>> BEGIN Data supplied

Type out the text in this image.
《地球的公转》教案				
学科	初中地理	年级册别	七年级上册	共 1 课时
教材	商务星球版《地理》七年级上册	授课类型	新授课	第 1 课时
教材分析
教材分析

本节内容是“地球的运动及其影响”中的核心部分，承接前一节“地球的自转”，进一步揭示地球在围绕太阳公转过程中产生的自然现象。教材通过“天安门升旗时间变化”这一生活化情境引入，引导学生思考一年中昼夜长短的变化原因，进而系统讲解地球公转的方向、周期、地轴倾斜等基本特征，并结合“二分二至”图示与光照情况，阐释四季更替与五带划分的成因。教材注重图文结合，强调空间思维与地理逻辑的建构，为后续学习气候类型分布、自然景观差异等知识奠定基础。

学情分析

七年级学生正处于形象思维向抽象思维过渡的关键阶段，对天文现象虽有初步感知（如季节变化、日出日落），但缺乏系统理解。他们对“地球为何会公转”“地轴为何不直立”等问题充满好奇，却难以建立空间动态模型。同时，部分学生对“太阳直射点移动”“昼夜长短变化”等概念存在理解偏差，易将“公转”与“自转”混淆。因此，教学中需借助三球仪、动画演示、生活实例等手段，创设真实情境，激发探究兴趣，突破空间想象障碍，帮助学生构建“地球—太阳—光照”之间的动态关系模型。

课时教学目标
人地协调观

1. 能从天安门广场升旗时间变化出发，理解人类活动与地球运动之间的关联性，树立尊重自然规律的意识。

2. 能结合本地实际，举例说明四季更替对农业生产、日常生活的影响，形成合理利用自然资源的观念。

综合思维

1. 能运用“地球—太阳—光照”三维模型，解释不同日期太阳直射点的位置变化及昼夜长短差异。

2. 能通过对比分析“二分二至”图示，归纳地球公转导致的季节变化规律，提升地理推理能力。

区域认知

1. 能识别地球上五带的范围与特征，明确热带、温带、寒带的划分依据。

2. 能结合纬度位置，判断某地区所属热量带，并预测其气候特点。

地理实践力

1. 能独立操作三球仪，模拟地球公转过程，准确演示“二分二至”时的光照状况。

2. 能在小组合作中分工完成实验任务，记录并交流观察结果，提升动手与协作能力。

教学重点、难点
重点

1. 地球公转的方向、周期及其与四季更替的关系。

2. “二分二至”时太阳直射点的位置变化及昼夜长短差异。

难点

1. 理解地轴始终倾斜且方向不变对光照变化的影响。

>> END Data supplied
>> BEGIN Data supplied

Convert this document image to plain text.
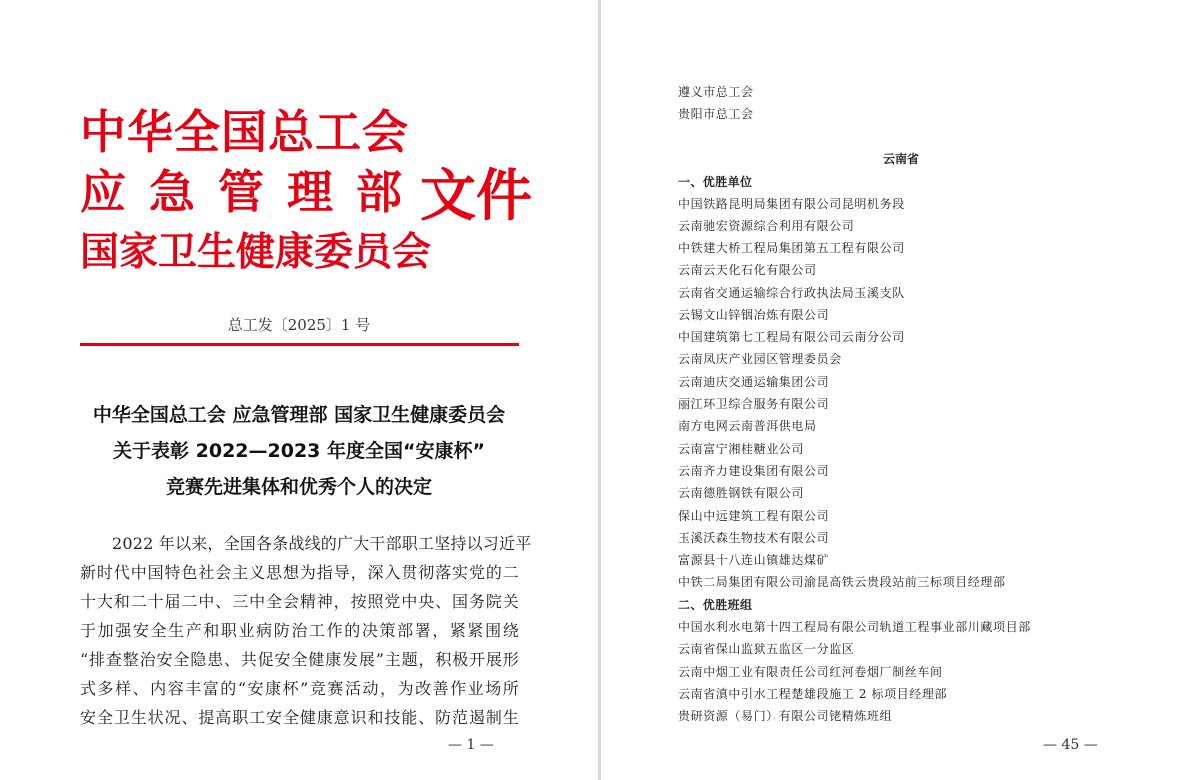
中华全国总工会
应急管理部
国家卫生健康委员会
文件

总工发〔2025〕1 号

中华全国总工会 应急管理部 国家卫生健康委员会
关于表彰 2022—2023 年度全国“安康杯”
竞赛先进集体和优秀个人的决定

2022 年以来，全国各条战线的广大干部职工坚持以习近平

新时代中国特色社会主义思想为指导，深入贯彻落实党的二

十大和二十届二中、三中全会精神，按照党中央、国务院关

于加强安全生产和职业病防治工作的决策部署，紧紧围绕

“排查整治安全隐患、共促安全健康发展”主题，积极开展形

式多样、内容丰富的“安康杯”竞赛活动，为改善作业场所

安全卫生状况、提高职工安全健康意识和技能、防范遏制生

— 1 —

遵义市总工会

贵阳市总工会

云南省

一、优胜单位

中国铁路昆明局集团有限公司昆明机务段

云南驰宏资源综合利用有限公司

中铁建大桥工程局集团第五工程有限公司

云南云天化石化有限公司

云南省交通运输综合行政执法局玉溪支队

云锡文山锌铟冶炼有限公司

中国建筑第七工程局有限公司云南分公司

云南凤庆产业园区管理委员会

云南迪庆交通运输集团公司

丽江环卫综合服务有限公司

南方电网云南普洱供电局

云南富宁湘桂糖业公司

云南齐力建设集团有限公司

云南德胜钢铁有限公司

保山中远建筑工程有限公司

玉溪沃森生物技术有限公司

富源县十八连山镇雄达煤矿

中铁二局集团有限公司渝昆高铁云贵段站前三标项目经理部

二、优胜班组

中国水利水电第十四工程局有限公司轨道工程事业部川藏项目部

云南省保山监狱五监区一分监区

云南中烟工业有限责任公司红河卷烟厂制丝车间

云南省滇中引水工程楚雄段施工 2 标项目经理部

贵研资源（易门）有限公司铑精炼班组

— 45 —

>> END Data supplied
>> BEGIN Data supplied

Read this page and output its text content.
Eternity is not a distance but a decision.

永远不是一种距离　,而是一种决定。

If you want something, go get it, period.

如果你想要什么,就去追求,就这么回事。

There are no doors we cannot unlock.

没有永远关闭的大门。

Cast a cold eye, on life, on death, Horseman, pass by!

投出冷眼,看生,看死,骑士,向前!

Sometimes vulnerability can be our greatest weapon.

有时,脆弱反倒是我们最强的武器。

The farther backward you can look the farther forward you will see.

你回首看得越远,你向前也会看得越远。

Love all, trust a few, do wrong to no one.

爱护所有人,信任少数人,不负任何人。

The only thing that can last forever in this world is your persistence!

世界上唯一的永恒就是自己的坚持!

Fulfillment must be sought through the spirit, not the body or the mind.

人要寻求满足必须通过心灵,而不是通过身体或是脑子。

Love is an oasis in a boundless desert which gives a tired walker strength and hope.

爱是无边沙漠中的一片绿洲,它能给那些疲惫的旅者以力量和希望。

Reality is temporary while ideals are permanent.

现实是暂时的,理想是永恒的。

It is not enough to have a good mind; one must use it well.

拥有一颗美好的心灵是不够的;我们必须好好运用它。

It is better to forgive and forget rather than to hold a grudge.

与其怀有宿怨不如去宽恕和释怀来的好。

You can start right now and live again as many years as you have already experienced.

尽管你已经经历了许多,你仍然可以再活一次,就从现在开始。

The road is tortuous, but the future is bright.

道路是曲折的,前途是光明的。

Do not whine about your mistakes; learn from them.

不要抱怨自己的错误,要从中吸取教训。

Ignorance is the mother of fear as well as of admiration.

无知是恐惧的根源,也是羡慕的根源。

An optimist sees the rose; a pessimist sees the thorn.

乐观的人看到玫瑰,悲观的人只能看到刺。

>> END Data supplied

Task: Find the word "七年级上册" in the material, then list each line that holds it.

Exercise response:
学科	初中地理	年级册别	七年级上册	共 1 课时
教材	商务星球版《地理》七年级上册	授课类型	新授课	第 1 课时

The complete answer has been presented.